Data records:
------------------------------------------------------------------------

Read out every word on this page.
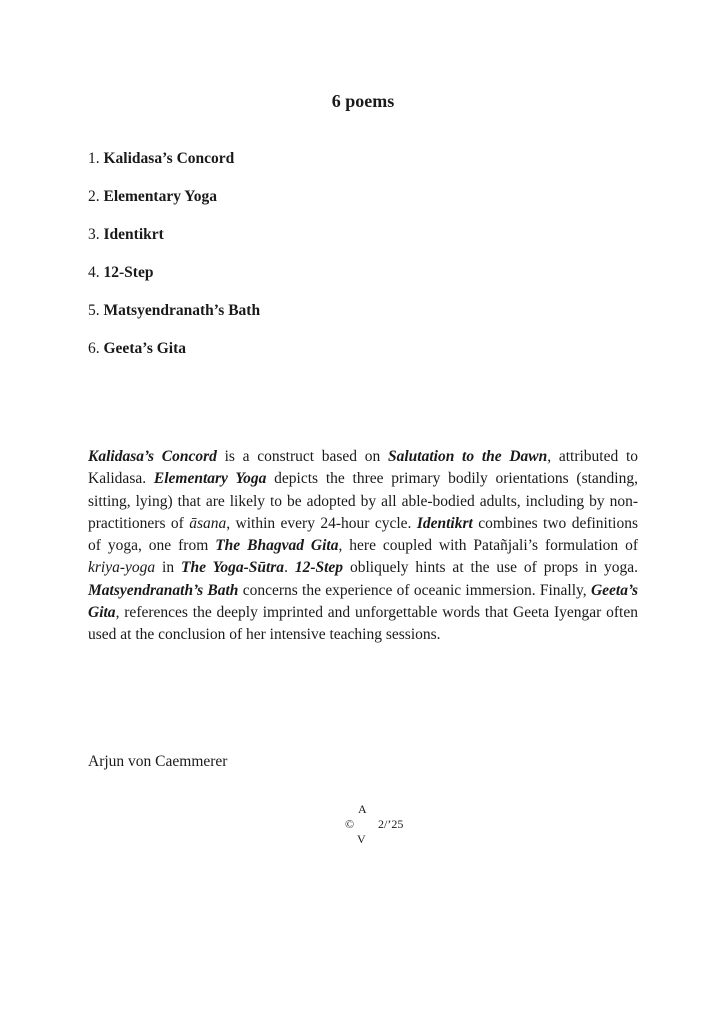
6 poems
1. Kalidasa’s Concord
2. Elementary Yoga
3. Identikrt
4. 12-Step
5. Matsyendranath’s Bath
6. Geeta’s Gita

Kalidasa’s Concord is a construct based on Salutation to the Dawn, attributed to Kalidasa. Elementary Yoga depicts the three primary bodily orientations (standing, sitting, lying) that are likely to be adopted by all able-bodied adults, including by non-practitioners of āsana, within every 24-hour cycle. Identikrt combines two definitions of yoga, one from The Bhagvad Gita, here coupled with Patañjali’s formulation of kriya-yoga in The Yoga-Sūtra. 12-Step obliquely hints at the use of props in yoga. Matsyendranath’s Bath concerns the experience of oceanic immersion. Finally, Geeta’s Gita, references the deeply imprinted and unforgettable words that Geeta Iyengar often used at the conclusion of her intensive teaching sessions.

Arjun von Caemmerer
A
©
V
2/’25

------------------------------------------------------------------------

What you have to do: Restate every record exactly, please; do not copy the pictures.

The reply:
Read out every word on this page.
6 poems
1. Kalidasa’s Concord
2. Elementary Yoga
3. Identikrt
4. 12-Step
5. Matsyendranath’s Bath
6. Geeta’s Gita

Kalidasa’s Concord is a construct based on Salutation to the Dawn, attributed to Kalidasa. Elementary Yoga depicts the three primary bodily orientations (standing, sitting, lying) that are likely to be adopted by all able-bodied adults, including by non-practitioners of āsana, within every 24-hour cycle. Identikrt combines two definitions of yoga, one from The Bhagvad Gita, here coupled with Patañjali’s formulation of kriya-yoga in The Yoga-Sūtra. 12-Step obliquely hints at the use of props in yoga. Matsyendranath’s Bath concerns the experience of oceanic immersion. Finally, Geeta’s Gita, references the deeply imprinted and unforgettable words that Geeta Iyengar often used at the conclusion of her intensive teaching sessions.

Arjun von Caemmerer
A
©
V
2/’25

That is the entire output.